BEGIN Excerpt to read
Online-mode proxy (Velocity / BungeeCord online-mode)

When Velocity or BungeeCord runs in online mode, the proxy authenticates players with Mojang before they reach the backend. The proxy then forwards the real Mojang UUID to the backend via IP forwarding. AuthMe uses that forwarded UUID directly — no PacketEvents required, no synthetic ENCRYPTION_REQUEST sent.

Backend configuration:

settings:
  enablePremium: true

Hooks:
  bungeecord: true   # trust the UUID forwarded by the proxy

Proxy configuration requirements:

Proxy Required settings
Velocity player-info-forwarding-mode: MODERN in velocity.toml + shared secret in paper-global.yml (or equivalent)
BungeeCord ip_forward: true in BungeeCord config.yml + bungeecord: true in backend spigot.yml

Security: with Hooks.bungeecord: true the backend trusts the UUID forwarded by the proxy. The backend port must be firewalled so only the proxy can reach it — otherwise anyone could connect directly with an arbitrary UUID and bypass authentication.

PacketEvents is not required in this configuration.

Offline-mode proxy with AuthMe proxy plugin

When the proxy runs in offline mode, install the matching AuthMe proxy plugin on the proxy:

  • authme-velocity for Velocity
  • authme-bungee for BungeeCord

These plugins maintain a list of premium-enrolled players and force per-player Mojang authentication for them via PreLoginEvent. The proxy then forwards the verified Mojang UUID to the backend the same way as in online-mode proxy setup. Set Hooks.bungeecord: true on the backend.

The premium player list is synchronised automatically:

  • When the proxy plugin starts, the backend sends the full list of enrolled premium usernames.
  • When a player runs /premium or /authme premium <player>, the backend notifies the proxy immediately so the cache stays up to date.

Configuration reference

settings:
  # Enable premium mode: players with an official Minecraft account
  # can skip password authentication.
  # Verification method is chosen automatically:
  #   - online-mode=true: Bukkit already has the Mojang UUID; no PacketEvents needed.
  #   - offline-mode + proxy: set Hooks.bungeecord=true; UUID is forwarded by proxy.
  #   - offline-mode, no proxy: PacketEvents required for cryptographic verification.
  #     Without PacketEvents, premium auto-login is disabled (fail closed).
  # Players must use /premium to opt in.
  enablePremium: false

Commands

Command Permission Description
/premium authme.player.premium Enrol the calling player in premium bypass (must be logged in).
/freemium authme.player.freemium Remove the calling player from premium bypass.
/authme premium <player> authme.admin.setpremium Enrol a player (admin).
END Excerpt to read
BEGIN Entries supplied
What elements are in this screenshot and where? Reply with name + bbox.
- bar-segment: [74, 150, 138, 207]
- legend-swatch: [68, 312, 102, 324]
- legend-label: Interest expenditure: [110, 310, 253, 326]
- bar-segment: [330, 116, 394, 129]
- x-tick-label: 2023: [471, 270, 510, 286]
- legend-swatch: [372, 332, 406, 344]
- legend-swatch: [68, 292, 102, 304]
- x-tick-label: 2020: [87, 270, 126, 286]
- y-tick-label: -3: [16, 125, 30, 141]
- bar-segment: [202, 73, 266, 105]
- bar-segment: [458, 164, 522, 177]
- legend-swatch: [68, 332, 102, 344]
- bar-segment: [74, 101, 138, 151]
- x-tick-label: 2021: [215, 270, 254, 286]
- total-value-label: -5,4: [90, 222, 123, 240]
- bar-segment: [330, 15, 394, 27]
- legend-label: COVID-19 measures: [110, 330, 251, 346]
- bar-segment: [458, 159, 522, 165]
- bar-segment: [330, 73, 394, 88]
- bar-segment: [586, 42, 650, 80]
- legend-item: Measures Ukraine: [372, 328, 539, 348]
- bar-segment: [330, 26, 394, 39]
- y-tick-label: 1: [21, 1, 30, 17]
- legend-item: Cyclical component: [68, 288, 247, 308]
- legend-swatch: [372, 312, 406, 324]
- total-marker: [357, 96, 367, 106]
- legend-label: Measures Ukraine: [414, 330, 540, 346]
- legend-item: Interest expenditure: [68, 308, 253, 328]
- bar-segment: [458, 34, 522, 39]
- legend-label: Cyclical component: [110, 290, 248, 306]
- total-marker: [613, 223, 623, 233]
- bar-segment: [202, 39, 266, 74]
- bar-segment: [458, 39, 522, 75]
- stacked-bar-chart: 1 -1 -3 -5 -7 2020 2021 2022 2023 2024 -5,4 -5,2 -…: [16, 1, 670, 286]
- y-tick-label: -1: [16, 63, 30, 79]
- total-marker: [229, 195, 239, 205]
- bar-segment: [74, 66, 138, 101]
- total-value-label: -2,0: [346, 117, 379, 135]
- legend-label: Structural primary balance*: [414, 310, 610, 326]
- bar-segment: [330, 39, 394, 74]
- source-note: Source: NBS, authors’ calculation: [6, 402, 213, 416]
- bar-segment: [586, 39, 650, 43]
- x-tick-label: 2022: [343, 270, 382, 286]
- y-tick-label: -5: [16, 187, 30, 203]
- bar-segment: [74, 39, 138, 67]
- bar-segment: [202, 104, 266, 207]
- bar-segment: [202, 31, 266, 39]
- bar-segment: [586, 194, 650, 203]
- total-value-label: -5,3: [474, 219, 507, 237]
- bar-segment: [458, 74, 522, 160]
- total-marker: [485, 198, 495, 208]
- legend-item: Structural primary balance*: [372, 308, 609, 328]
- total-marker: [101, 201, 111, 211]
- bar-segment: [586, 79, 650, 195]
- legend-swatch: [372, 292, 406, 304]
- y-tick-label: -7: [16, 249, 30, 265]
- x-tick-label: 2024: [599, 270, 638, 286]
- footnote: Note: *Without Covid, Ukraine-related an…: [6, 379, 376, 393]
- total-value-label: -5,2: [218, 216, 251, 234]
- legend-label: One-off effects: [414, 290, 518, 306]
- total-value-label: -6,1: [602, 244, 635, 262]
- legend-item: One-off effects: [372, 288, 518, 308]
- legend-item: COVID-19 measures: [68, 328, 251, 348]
END Entries supplied
▶ **Your assignment**
Answer these questions using the excerpt on AuthMe premium mode behind a proxy.
1. In an online-mode proxy setup, what must be firewalled, and so that only what can reach it?
2. Which AuthMe proxy plugin goes on a Velocity proxy running in offline mode?
3. Which permission does the /freemium command require?

▶ **Answer box**
1. The backend port must be firewalled so that only the proxy can reach it.
2. authme-velocity
3. authme.player.freemium